▸ **Written request**:
Write out each line exactly as given. Leave the pictures out of your copy.

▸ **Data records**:
--- --- ---
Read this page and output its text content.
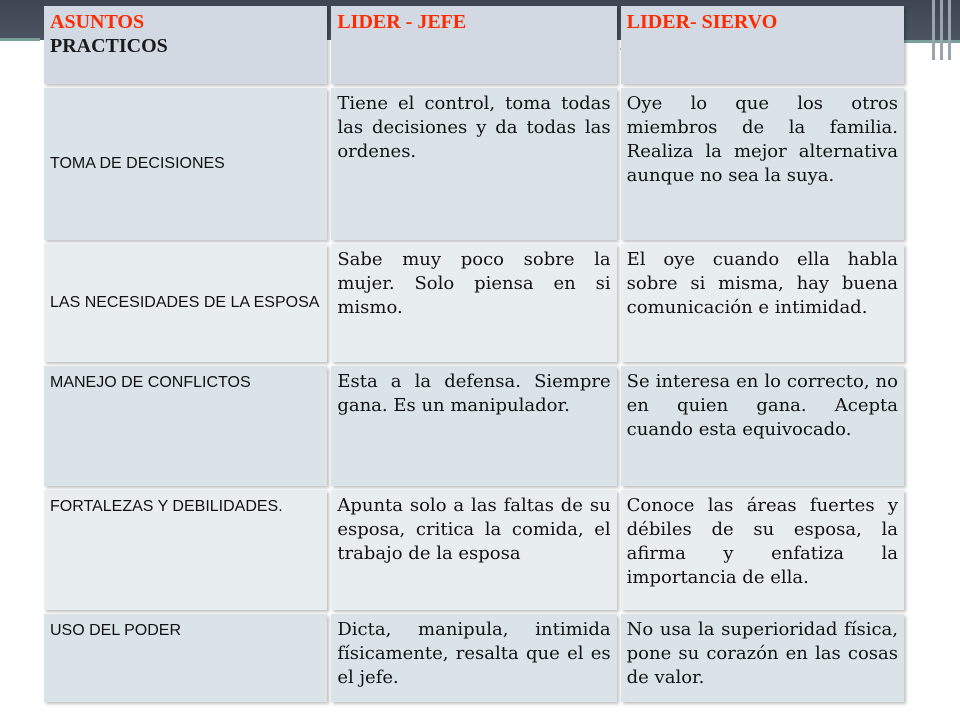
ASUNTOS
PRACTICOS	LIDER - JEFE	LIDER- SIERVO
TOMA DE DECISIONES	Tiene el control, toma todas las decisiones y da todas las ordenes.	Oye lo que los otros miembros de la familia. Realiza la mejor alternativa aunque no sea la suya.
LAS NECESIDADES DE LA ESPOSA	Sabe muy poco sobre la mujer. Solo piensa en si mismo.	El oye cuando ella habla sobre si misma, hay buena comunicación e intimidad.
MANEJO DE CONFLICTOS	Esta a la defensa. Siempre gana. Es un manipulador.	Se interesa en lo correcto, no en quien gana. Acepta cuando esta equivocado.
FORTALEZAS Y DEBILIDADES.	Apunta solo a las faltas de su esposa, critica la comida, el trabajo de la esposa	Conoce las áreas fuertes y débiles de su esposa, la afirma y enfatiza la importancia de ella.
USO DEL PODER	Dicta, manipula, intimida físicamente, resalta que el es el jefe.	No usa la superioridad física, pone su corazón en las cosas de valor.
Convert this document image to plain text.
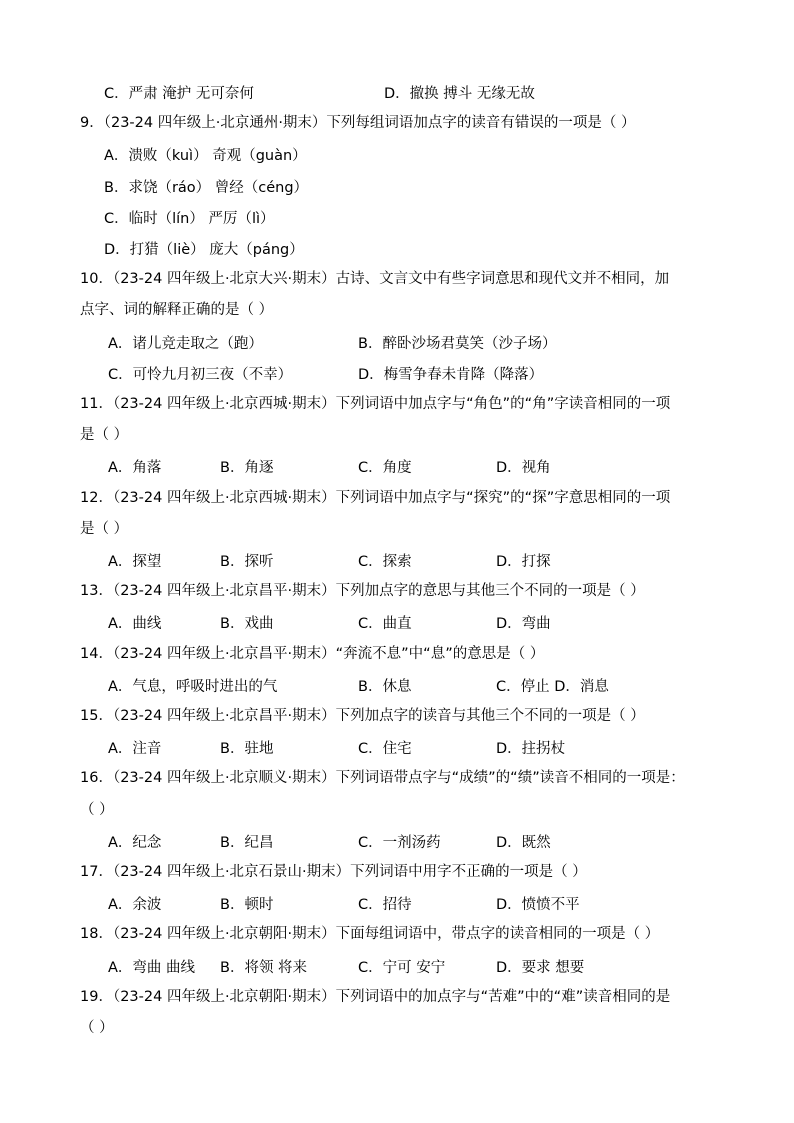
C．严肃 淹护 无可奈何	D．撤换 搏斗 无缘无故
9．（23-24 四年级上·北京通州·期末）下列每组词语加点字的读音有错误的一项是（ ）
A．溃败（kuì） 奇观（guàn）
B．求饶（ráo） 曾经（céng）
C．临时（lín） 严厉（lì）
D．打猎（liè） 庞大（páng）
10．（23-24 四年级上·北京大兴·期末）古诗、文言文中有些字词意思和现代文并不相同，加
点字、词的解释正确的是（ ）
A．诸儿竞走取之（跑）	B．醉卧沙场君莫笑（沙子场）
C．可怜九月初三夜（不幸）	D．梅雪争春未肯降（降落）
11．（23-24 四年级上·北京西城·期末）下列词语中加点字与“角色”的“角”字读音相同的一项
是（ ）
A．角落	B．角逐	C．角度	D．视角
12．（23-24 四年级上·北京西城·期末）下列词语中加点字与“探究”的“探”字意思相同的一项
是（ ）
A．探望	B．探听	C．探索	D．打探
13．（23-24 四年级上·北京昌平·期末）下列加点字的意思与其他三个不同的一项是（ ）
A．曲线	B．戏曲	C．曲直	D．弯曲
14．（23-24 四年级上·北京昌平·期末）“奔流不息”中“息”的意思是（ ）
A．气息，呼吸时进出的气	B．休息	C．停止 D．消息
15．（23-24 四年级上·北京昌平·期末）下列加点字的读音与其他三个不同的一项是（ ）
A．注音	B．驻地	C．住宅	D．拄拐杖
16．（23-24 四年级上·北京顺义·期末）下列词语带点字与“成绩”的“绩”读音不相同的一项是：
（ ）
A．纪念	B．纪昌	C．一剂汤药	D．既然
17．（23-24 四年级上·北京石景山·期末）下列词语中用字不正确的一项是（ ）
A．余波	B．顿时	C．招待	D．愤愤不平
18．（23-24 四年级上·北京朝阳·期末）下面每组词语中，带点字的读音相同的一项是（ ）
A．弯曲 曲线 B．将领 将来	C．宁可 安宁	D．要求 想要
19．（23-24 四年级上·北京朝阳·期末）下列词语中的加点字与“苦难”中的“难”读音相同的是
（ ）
--- --- ---
▸ **Answer to the task**:
Read this page and output its text content.
ASUNTOS
PRACTICOS	LIDER - JEFE	LIDER- SIERVO
TOMA DE DECISIONES	Tiene el control, toma todas las decisiones y da todas las ordenes.	Oye lo que los otros miembros de la familia. Realiza la mejor alternativa aunque no sea la suya.
LAS NECESIDADES DE LA ESPOSA	Sabe muy poco sobre la mujer. Solo piensa en si mismo.	El oye cuando ella habla sobre si misma, hay buena comunicación e intimidad.
MANEJO DE CONFLICTOS	Esta a la defensa. Siempre gana. Es un manipulador.	Se interesa en lo correcto, no en quien gana. Acepta cuando esta equivocado.
FORTALEZAS Y DEBILIDADES.	Apunta solo a las faltas de su esposa, critica la comida, el trabajo de la esposa	Conoce las áreas fuertes y débiles de su esposa, la afirma y enfatiza la importancia de ella.
USO DEL PODER	Dicta, manipula, intimida físicamente, resalta que el es el jefe.	No usa la superioridad física, pone su corazón en las cosas de valor.
Convert this document image to plain text.
C．严肃 淹护 无可奈何	D．撤换 搏斗 无缘无故
9．（23-24 四年级上·北京通州·期末）下列每组词语加点字的读音有错误的一项是（ ）
A．溃败（kuì） 奇观（guàn）
B．求饶（ráo） 曾经（céng）
C．临时（lín） 严厉（lì）
D．打猎（liè） 庞大（páng）
10．（23-24 四年级上·北京大兴·期末）古诗、文言文中有些字词意思和现代文并不相同，加
点字、词的解释正确的是（ ）
A．诸儿竞走取之（跑）	B．醉卧沙场君莫笑（沙子场）
C．可怜九月初三夜（不幸）	D．梅雪争春未肯降（降落）
11．（23-24 四年级上·北京西城·期末）下列词语中加点字与“角色”的“角”字读音相同的一项
是（ ）
A．角落	B．角逐	C．角度	D．视角
12．（23-24 四年级上·北京西城·期末）下列词语中加点字与“探究”的“探”字意思相同的一项
是（ ）
A．探望	B．探听	C．探索	D．打探
13．（23-24 四年级上·北京昌平·期末）下列加点字的意思与其他三个不同的一项是（ ）
A．曲线	B．戏曲	C．曲直	D．弯曲
14．（23-24 四年级上·北京昌平·期末）“奔流不息”中“息”的意思是（ ）
A．气息，呼吸时进出的气	B．休息	C．停止 D．消息
15．（23-24 四年级上·北京昌平·期末）下列加点字的读音与其他三个不同的一项是（ ）
A．注音	B．驻地	C．住宅	D．拄拐杖
16．（23-24 四年级上·北京顺义·期末）下列词语带点字与“成绩”的“绩”读音不相同的一项是：
（ ）
A．纪念	B．纪昌	C．一剂汤药	D．既然
17．（23-24 四年级上·北京石景山·期末）下列词语中用字不正确的一项是（ ）
A．余波	B．顿时	C．招待	D．愤愤不平
18．（23-24 四年级上·北京朝阳·期末）下面每组词语中，带点字的读音相同的一项是（ ）
A．弯曲 曲线 B．将领 将来	C．宁可 安宁	D．要求 想要
19．（23-24 四年级上·北京朝阳·期末）下列词语中的加点字与“苦难”中的“难”读音相同的是
（ ）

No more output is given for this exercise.